• Records supplied:
※ ※ ※
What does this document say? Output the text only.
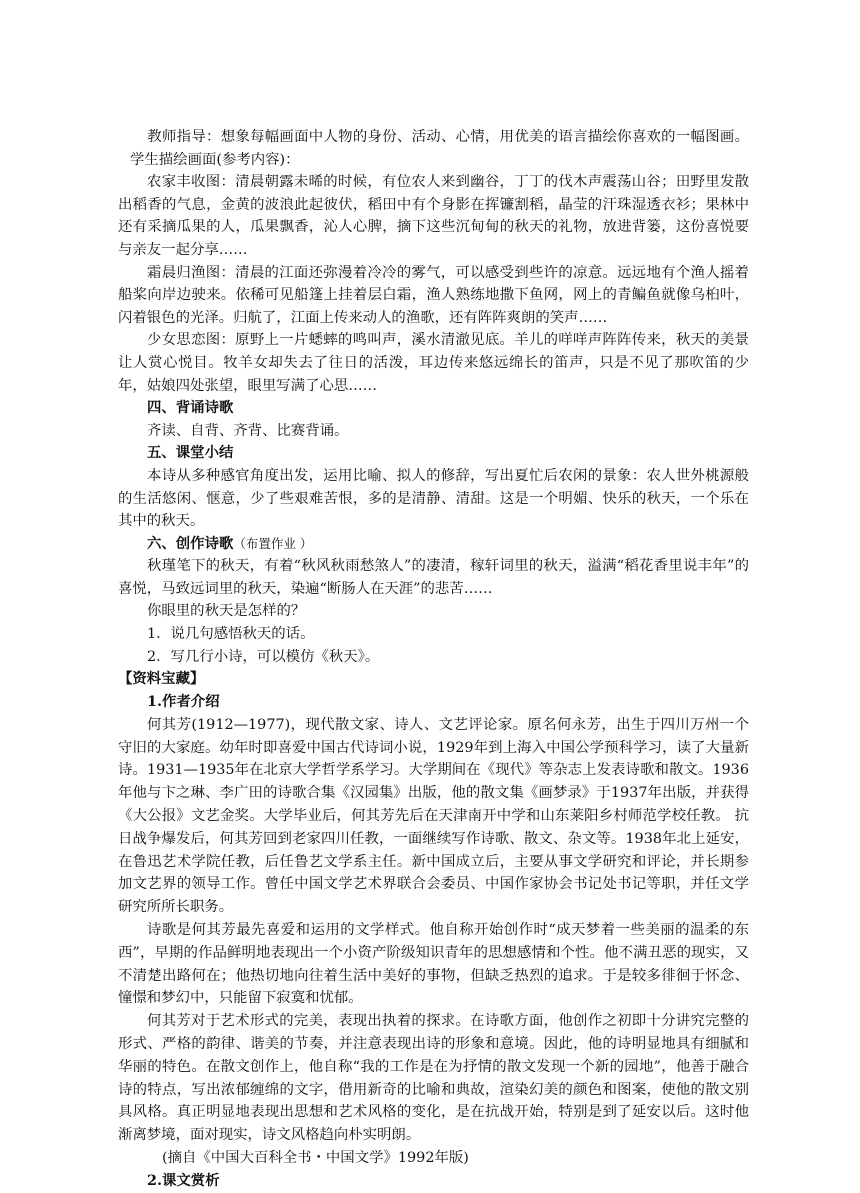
教师指导：想象每幅画面中人物的身份、活动、心情，用优美的语言描绘你喜欢的一幅图画。学生描绘画面(参考内容)：

农家丰收图：清晨朝露未晞的时候，有位农人来到幽谷，丁丁的伐木声震荡山谷；田野里发散出稻香的气息，金黄的波浪此起彼伏，稻田中有个身影在挥镰割稻，晶莹的汗珠湿透衣衫；果林中还有采摘瓜果的人，瓜果飘香，沁人心脾，摘下这些沉甸甸的秋天的礼物，放进背篓，这份喜悦要与亲友一起分享……

霜晨归渔图：清晨的江面还弥漫着冷冷的雾气，可以感受到些许的凉意。远远地有个渔人摇着船桨向岸边驶来。依稀可见船篷上挂着层白霜，渔人熟练地撒下鱼网，网上的青鳊鱼就像乌桕叶，闪着银色的光泽。归航了，江面上传来动人的渔歌，还有阵阵爽朗的笑声……

少女思恋图：原野上一片蟋蟀的鸣叫声，溪水清澈见底。羊儿的咩咩声阵阵传来，秋天的美景让人赏心悦目。牧羊女却失去了往日的活泼，耳边传来悠远绵长的笛声，只是不见了那吹笛的少年，姑娘四处张望，眼里写满了心思……

四、背诵诗歌

齐读、自背、齐背、比赛背诵。

五、课堂小结

本诗从多种感官角度出发，运用比喻、拟人的修辞，写出夏忙后农闲的景象：农人世外桃源般的生活悠闲、惬意，少了些艰难苦恨，多的是清静、清甜。这是一个明媚、快乐的秋天，一个乐在其中的秋天。

六、创作诗歌（布置作业 ）

秋瑾笔下的秋天，有着“秋风秋雨愁煞人”的凄清，稼轩词里的秋天，溢满“稻花香里说丰年”的喜悦，马致远词里的秋天，染遍“断肠人在天涯”的悲苦……

你眼里的秋天是怎样的？

1．说几句感悟秋天的话。

2．写几行小诗，可以模仿《秋天》。

【资料宝藏】

1.作者介绍

何其芳(1912—1977)，现代散文家、诗人、文艺评论家。原名何永芳，出生于四川万州一个守旧的大家庭。幼年时即喜爱中国古代诗词小说，1929年到上海入中国公学预科学习，读了大量新诗。1931—1935年在北京大学哲学系学习。大学期间在《现代》等杂志上发表诗歌和散文。1936年他与卞之琳、李广田的诗歌合集《汉园集》出版，他的散文集《画梦录》于1937年出版，并获得《大公报》文艺金奖。大学毕业后，何其芳先后在天津南开中学和山东莱阳乡村师范学校任教。 抗日战争爆发后，何其芳回到老家四川任教，一面继续写作诗歌、散文、杂文等。1938年北上延安，在鲁迅艺术学院任教，后任鲁艺文学系主任。新中国成立后，主要从事文学研究和评论，并长期参加文艺界的领导工作。曾任中国文学艺术界联合会委员、中国作家协会书记处书记等职，并任文学研究所所长职务。

诗歌是何其芳最先喜爱和运用的文学样式。他自称开始创作时“成天梦着一些美丽的温柔的东西”，早期的作品鲜明地表现出一个小资产阶级知识青年的思想感情和个性。他不满丑恶的现实，又不清楚出路何在；他热切地向往着生活中美好的事物，但缺乏热烈的追求。于是较多徘徊于怀念、憧憬和梦幻中，只能留下寂寞和忧郁。

何其芳对于艺术形式的完美，表现出执着的探求。在诗歌方面，他创作之初即十分讲究完整的形式、严格的韵律、谐美的节奏，并注意表现出诗的形象和意境。因此，他的诗明显地具有细腻和华丽的特色。在散文创作上，他自称“我的工作是在为抒情的散文发现一个新的园地”，他善于融合诗的特点，写出浓郁缠绵的文字，借用新奇的比喻和典故，渲染幻美的颜色和图案，使他的散文别具风格。真正明显地表现出思想和艺术风格的变化，是在抗战开始，特别是到了延安以后。这时他渐离梦境，面对现实，诗文风格趋向朴实明朗。

(摘自《中国大百科全书・中国文学》1992年版)

2.课文赏析
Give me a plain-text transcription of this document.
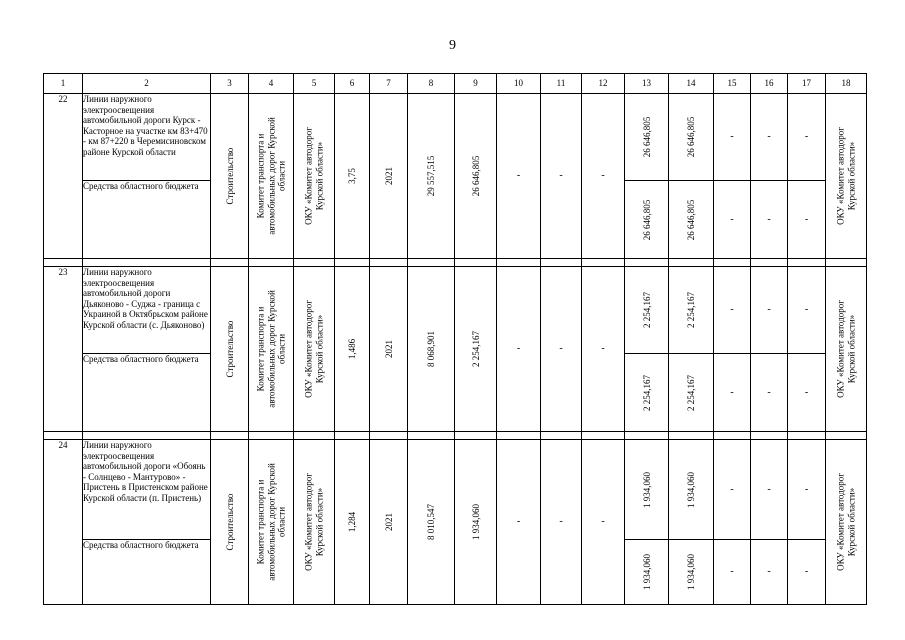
9
1	2	3	4	5	6	7	8	9	10	11	12	13	14	15	16	17	18
22	Линии наружного электроосвещения автомобильной дороги Курск - Касторное на участке км 83+470 - км 87+220 в Черемисиновском районе Курской области	Строительство	Комитет транспорта и автомобильных дорог Курской области	ОКУ «Комитет автодорог Курской области»	3,75	2021	29 557,515	26 646,805	-	-	-	26 646,805	26 646,805	-	-	-	ОКУ «Комитет автодорог Курской области»

	Средства областного бюджета											26 646,805	26 646,805	-	-	-	

23	Линии наружного электроосвещения автомобильной дороги Дьяконово - Суджа - граница с Украиной в Октябрьском районе Курской области (с. Дьяконово)	Строительство	Комитет транспорта и автомобильных дорог Курской области	ОКУ «Комитет автодорог Курской области»	1,486	2021	8 068,901	2 254,167	-	-	-	2 254,167	2 254,167	-	-	-	ОКУ «Комитет автодорог Курской области»

	Средства областного бюджета											2 254,167	2 254,167	-	-	-	

24	Линии наружного электроосвещения автомобильной дороги «Обоянь - Солнцево - Мантурово» - Пристень в Пристенском районе Курской области (п. Пристень)	Строительство	Комитет транспорта и автомобильных дорог Курской области	ОКУ «Комитет автодорог Курской области»	1,284	2021	8 010,547	1 934,060	-	-	-	1 934,060	1 934,060	-	-	-	ОКУ «Комитет автодорог Курской области»

	Средства областного бюджета											1 934,060	1 934,060	-	-	-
※ ※ ※
• Work to be completed:
Above are the records. Copy every line in them holding "Средства".

• Result for this exercise:
	Средства областного бюджета											26 646,805	26 646,805	-	-	-	
	Средства областного бюджета											2 254,167	2 254,167	-	-	-	
	Средства областного бюджета											1 934,060	1 934,060	-	-	-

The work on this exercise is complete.